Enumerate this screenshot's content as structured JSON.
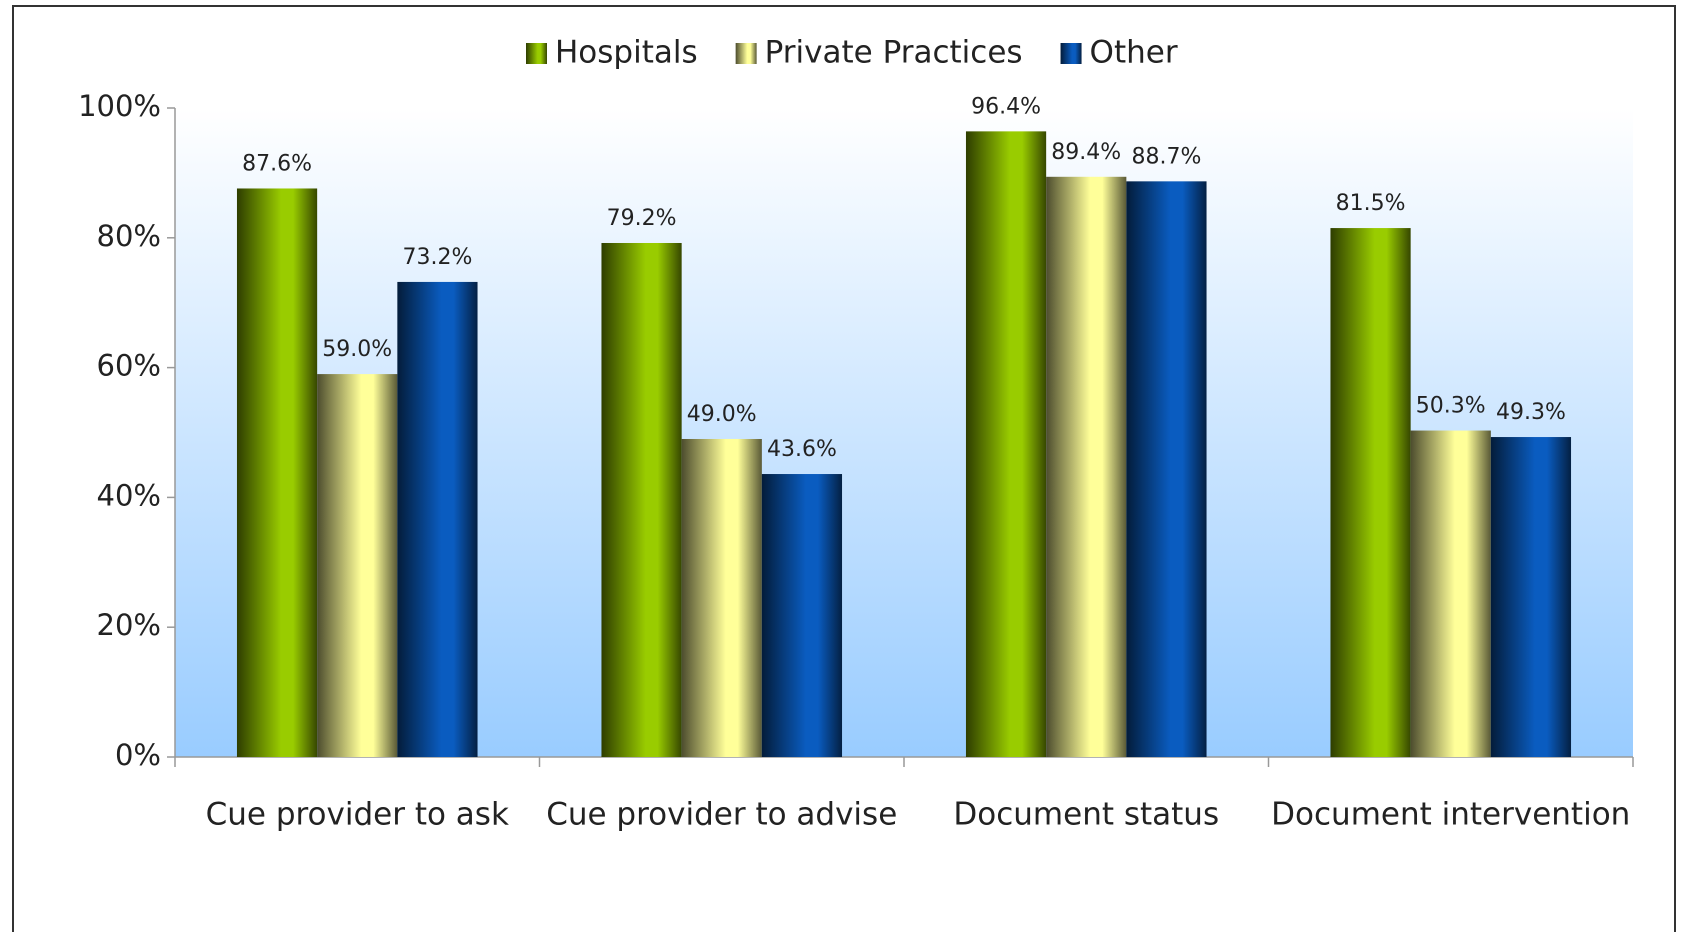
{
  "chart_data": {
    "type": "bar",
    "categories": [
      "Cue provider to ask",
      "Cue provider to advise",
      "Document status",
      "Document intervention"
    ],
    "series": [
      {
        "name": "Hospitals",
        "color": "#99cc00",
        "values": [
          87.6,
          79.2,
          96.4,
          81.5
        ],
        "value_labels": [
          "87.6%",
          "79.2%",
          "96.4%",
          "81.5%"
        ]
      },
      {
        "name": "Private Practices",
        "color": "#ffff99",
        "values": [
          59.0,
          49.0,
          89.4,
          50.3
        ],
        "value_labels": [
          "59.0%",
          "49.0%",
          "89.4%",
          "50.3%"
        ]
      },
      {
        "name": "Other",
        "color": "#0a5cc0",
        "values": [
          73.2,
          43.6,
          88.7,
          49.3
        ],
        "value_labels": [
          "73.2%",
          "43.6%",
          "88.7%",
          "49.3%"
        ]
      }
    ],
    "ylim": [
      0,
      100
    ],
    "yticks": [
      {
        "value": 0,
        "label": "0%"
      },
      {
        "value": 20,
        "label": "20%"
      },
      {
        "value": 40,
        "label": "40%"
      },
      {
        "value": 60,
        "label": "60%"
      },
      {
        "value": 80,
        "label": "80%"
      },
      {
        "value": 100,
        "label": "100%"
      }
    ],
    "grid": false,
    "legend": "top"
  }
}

------

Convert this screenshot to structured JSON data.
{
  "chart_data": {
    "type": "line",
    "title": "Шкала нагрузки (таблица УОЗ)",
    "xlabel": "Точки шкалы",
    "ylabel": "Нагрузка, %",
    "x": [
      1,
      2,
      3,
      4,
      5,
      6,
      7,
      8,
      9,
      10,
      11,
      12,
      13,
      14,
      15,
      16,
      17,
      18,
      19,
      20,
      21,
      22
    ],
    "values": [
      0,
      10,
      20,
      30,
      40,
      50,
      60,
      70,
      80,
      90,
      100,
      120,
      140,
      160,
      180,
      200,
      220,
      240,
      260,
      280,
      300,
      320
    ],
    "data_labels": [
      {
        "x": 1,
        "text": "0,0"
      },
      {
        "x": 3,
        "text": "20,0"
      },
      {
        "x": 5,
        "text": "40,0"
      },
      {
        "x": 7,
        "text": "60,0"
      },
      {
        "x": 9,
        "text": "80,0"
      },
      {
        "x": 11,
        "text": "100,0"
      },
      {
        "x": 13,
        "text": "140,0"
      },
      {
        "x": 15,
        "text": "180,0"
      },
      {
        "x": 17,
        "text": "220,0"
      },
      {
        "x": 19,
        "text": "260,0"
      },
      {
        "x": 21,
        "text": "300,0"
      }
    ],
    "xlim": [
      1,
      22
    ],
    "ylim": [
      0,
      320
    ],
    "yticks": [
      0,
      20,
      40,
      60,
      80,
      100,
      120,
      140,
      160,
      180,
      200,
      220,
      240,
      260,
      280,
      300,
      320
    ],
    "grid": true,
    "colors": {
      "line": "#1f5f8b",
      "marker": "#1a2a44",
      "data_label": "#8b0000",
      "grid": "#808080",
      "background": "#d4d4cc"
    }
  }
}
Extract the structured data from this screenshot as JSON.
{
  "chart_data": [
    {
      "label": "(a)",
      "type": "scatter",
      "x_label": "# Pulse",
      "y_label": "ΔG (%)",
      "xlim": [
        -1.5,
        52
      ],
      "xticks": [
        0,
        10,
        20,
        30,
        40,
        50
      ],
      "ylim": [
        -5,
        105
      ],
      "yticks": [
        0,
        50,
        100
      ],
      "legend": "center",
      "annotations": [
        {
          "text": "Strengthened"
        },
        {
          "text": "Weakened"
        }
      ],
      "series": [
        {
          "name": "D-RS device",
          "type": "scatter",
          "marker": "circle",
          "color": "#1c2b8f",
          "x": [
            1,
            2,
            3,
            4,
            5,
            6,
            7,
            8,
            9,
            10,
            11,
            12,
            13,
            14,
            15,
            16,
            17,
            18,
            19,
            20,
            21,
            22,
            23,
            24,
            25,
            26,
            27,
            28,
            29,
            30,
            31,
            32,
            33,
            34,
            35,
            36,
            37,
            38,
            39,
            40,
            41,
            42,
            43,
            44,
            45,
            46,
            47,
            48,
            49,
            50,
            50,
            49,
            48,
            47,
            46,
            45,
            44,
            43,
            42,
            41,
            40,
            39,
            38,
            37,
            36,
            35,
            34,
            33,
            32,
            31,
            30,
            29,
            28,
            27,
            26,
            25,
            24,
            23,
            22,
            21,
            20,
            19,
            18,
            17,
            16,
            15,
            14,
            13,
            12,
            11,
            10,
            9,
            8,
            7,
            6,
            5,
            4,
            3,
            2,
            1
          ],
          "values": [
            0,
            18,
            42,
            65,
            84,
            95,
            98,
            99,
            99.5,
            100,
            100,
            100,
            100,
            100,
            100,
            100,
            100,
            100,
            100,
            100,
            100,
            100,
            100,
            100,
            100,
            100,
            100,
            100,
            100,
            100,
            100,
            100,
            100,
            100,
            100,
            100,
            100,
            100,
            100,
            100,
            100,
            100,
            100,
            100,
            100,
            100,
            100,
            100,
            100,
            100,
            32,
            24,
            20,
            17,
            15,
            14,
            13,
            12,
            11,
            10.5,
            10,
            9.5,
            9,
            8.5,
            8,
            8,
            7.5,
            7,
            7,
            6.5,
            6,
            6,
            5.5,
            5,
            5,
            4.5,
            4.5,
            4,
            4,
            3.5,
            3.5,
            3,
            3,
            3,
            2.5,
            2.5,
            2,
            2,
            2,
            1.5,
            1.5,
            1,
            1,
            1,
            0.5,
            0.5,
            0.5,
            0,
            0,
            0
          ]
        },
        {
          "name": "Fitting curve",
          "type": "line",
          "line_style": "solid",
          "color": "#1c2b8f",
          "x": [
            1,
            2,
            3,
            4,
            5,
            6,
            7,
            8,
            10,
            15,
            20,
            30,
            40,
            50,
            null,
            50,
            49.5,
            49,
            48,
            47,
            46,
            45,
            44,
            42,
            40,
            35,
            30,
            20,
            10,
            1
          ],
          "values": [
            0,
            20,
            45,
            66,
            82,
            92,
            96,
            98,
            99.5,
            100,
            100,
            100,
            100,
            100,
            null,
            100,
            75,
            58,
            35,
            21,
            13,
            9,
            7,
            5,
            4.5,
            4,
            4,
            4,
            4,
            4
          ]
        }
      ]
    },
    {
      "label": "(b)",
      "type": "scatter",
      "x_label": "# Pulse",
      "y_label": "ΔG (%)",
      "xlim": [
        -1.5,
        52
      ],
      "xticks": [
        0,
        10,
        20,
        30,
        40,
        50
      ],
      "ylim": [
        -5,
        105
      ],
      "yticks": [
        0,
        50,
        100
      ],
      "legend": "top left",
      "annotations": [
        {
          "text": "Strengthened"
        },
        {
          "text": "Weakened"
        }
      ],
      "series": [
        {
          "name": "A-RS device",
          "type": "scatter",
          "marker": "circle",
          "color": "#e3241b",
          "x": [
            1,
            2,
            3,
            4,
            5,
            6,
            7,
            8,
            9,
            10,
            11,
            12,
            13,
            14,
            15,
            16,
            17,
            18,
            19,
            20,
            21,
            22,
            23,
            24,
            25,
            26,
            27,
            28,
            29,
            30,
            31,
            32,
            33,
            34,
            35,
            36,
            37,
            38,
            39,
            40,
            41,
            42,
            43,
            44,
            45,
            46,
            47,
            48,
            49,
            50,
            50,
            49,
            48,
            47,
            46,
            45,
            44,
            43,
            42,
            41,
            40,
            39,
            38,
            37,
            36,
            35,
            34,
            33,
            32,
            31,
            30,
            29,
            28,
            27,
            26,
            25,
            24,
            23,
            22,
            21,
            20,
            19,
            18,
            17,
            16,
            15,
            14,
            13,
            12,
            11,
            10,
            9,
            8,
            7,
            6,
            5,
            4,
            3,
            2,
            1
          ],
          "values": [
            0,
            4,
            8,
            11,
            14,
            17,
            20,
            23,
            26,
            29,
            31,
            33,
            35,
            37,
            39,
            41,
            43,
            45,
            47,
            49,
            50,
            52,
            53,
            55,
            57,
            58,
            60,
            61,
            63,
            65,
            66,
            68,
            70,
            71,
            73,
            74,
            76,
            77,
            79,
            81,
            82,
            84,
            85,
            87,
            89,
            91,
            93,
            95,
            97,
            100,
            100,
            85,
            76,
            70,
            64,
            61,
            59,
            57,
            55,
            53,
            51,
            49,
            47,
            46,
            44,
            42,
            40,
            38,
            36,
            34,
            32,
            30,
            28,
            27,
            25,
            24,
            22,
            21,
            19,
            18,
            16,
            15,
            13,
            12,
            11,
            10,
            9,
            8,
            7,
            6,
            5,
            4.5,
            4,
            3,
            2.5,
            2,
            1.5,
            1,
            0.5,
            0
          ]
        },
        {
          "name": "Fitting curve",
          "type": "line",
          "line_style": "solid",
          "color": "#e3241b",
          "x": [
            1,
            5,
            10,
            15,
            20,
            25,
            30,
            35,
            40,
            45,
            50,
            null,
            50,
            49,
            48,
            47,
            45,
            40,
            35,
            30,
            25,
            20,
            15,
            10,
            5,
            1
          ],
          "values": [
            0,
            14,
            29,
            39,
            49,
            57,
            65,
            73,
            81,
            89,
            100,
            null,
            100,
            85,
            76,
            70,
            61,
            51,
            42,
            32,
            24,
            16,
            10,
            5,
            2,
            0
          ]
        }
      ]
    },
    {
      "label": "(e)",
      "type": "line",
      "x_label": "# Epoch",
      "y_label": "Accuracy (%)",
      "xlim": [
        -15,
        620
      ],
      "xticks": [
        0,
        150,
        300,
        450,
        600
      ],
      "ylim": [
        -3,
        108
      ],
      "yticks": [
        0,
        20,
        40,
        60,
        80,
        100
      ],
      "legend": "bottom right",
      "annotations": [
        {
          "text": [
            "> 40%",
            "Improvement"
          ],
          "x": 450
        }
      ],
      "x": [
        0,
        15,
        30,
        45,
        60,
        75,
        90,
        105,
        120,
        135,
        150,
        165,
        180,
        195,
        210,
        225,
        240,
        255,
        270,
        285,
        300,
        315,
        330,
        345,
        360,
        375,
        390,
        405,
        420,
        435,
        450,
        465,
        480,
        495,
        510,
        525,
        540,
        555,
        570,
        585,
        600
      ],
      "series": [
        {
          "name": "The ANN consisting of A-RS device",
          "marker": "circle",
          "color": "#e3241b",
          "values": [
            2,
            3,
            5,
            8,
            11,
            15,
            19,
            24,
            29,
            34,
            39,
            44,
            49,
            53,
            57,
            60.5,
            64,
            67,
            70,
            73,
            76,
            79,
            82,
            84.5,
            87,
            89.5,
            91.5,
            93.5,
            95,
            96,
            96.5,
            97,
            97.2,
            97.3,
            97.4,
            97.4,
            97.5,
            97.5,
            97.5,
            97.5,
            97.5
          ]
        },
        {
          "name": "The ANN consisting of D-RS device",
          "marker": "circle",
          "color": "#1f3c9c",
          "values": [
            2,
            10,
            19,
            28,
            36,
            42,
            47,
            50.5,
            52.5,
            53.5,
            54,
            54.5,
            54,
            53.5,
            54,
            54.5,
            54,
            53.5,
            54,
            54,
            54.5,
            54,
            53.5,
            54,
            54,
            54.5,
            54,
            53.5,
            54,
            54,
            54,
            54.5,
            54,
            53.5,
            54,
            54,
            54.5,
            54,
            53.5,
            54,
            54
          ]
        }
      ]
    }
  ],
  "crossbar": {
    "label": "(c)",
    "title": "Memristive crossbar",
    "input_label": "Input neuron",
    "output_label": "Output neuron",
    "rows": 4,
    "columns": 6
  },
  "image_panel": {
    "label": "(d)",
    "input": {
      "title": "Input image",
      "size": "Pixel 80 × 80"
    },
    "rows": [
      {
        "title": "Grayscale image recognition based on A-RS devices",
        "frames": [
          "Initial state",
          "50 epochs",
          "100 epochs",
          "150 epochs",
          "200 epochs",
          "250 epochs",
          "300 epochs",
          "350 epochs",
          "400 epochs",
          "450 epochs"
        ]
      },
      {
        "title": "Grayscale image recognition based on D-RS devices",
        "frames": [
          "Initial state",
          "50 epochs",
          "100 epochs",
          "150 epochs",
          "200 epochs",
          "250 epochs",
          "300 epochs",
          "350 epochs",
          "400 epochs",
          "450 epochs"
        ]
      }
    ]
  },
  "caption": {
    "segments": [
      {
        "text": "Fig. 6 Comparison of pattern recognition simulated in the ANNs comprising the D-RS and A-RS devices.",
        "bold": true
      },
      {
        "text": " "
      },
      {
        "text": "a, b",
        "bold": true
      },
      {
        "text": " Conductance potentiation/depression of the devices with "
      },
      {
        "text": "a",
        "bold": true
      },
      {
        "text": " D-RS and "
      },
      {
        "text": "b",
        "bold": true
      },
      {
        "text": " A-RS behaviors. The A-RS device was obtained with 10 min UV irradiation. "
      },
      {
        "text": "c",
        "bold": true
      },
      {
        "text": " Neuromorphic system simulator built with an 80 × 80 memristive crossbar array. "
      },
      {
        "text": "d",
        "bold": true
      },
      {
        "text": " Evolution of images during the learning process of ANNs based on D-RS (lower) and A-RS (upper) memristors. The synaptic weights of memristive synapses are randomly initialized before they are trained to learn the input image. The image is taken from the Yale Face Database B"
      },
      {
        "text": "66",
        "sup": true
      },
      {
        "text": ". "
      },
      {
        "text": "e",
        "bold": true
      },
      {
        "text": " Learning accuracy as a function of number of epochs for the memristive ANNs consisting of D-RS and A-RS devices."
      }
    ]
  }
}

------

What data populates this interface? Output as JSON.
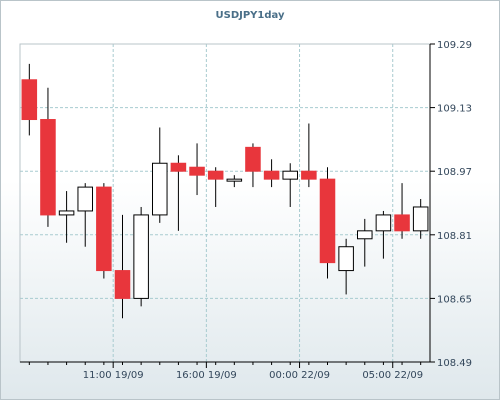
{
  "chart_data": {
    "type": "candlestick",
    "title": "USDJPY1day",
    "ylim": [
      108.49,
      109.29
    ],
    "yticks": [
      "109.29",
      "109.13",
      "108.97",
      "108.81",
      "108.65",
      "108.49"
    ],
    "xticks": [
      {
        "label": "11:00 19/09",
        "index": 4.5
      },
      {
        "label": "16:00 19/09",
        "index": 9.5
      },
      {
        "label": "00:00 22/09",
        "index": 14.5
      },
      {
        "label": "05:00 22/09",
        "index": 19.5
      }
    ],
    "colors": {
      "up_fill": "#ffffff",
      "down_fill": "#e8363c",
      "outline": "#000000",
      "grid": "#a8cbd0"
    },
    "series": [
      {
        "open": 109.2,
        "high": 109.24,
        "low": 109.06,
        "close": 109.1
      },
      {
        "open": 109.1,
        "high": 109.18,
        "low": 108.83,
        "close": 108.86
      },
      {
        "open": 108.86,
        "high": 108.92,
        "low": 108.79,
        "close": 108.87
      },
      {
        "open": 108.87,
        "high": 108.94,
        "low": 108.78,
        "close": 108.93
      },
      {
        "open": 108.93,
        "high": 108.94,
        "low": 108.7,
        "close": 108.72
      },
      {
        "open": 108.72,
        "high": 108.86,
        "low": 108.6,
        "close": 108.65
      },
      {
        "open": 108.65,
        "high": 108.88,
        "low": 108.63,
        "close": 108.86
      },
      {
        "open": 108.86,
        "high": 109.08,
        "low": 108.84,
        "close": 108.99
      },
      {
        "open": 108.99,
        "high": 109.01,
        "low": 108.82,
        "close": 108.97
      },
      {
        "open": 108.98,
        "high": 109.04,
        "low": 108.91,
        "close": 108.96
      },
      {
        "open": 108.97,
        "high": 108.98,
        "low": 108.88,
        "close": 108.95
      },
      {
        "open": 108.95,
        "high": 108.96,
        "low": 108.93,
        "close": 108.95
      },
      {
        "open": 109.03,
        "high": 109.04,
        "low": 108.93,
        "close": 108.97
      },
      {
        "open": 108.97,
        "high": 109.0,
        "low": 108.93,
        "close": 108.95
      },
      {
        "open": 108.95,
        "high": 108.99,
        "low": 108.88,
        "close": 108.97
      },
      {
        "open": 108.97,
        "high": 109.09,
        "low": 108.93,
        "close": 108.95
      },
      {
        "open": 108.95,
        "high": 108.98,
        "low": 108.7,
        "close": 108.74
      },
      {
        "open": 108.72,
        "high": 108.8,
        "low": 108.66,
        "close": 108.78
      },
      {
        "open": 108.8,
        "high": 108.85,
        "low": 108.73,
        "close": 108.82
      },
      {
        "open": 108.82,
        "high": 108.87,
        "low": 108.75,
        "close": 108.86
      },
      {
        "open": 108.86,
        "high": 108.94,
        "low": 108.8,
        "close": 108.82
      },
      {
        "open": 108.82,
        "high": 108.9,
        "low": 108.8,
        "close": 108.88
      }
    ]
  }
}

------

▸ **Directions for this task**: Using the entries above, tally how many lines have the word "recognition" in them; write the number and nothing more.

▸ **Finished exercise**: 3